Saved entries
◇ ◇ ◇ ◇ ◇
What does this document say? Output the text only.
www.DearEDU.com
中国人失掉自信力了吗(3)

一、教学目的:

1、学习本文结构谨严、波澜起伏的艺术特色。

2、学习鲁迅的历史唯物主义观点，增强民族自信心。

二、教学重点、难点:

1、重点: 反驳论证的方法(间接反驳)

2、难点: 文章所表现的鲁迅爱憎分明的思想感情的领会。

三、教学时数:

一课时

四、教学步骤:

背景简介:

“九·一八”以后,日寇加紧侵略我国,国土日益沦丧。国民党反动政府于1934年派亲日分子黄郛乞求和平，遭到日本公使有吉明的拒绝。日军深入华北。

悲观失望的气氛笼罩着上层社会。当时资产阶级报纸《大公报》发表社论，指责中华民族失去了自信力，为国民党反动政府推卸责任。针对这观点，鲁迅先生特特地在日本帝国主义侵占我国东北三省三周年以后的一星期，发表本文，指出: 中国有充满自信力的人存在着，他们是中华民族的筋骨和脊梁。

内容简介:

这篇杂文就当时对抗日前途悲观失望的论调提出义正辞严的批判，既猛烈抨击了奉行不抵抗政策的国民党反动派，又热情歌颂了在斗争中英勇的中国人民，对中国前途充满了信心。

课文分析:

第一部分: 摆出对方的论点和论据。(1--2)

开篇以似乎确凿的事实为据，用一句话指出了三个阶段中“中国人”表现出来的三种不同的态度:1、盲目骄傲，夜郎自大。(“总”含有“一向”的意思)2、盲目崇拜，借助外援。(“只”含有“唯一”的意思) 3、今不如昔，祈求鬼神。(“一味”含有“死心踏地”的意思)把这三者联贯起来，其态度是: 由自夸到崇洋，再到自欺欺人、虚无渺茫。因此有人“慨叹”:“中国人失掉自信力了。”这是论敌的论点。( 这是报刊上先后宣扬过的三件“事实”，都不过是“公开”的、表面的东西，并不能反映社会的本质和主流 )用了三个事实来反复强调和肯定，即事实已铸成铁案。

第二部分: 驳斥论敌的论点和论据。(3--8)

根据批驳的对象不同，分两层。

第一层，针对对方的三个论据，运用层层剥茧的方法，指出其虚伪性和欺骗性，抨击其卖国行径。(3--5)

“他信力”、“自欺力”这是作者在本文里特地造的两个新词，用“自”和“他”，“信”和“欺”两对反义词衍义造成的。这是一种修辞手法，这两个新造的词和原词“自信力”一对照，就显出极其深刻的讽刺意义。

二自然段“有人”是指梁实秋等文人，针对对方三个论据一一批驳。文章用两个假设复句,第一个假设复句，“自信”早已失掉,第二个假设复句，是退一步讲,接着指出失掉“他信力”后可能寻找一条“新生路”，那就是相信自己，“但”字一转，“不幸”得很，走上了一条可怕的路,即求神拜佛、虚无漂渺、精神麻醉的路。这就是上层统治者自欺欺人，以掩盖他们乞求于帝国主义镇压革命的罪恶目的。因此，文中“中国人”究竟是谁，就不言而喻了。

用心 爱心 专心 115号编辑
◇ ◇ ◇ ◇ ◇
## [Instructions for the task]
Repeat the data exactly. Leave nothing out.

## [Answer to the task]
What does this document say? Output the text only.
www.DearEDU.com
中国人失掉自信力了吗(3)

一、教学目的:

1、学习本文结构谨严、波澜起伏的艺术特色。

2、学习鲁迅的历史唯物主义观点，增强民族自信心。

二、教学重点、难点:

1、重点: 反驳论证的方法(间接反驳)

2、难点: 文章所表现的鲁迅爱憎分明的思想感情的领会。

三、教学时数:

一课时

四、教学步骤:

背景简介:

“九·一八”以后,日寇加紧侵略我国,国土日益沦丧。国民党反动政府于1934年派亲日分子黄郛乞求和平，遭到日本公使有吉明的拒绝。日军深入华北。

悲观失望的气氛笼罩着上层社会。当时资产阶级报纸《大公报》发表社论，指责中华民族失去了自信力，为国民党反动政府推卸责任。针对这观点，鲁迅先生特特地在日本帝国主义侵占我国东北三省三周年以后的一星期，发表本文，指出: 中国有充满自信力的人存在着，他们是中华民族的筋骨和脊梁。

内容简介:

这篇杂文就当时对抗日前途悲观失望的论调提出义正辞严的批判，既猛烈抨击了奉行不抵抗政策的国民党反动派，又热情歌颂了在斗争中英勇的中国人民，对中国前途充满了信心。

课文分析:

第一部分: 摆出对方的论点和论据。(1--2)

开篇以似乎确凿的事实为据，用一句话指出了三个阶段中“中国人”表现出来的三种不同的态度:1、盲目骄傲，夜郎自大。(“总”含有“一向”的意思)2、盲目崇拜，借助外援。(“只”含有“唯一”的意思) 3、今不如昔，祈求鬼神。(“一味”含有“死心踏地”的意思)把这三者联贯起来，其态度是: 由自夸到崇洋，再到自欺欺人、虚无渺茫。因此有人“慨叹”:“中国人失掉自信力了。”这是论敌的论点。( 这是报刊上先后宣扬过的三件“事实”，都不过是“公开”的、表面的东西，并不能反映社会的本质和主流 )用了三个事实来反复强调和肯定，即事实已铸成铁案。

第二部分: 驳斥论敌的论点和论据。(3--8)

根据批驳的对象不同，分两层。

第一层，针对对方的三个论据，运用层层剥茧的方法，指出其虚伪性和欺骗性，抨击其卖国行径。(3--5)

“他信力”、“自欺力”这是作者在本文里特地造的两个新词，用“自”和“他”，“信”和“欺”两对反义词衍义造成的。这是一种修辞手法，这两个新造的词和原词“自信力”一对照，就显出极其深刻的讽刺意义。

二自然段“有人”是指梁实秋等文人，针对对方三个论据一一批驳。文章用两个假设复句,第一个假设复句，“自信”早已失掉,第二个假设复句，是退一步讲,接着指出失掉“他信力”后可能寻找一条“新生路”，那就是相信自己，“但”字一转，“不幸”得很，走上了一条可怕的路,即求神拜佛、虚无漂渺、精神麻醉的路。这就是上层统治者自欺欺人，以掩盖他们乞求于帝国主义镇压革命的罪恶目的。因此，文中“中国人”究竟是谁，就不言而喻了。

用心 爱心 专心 115号编辑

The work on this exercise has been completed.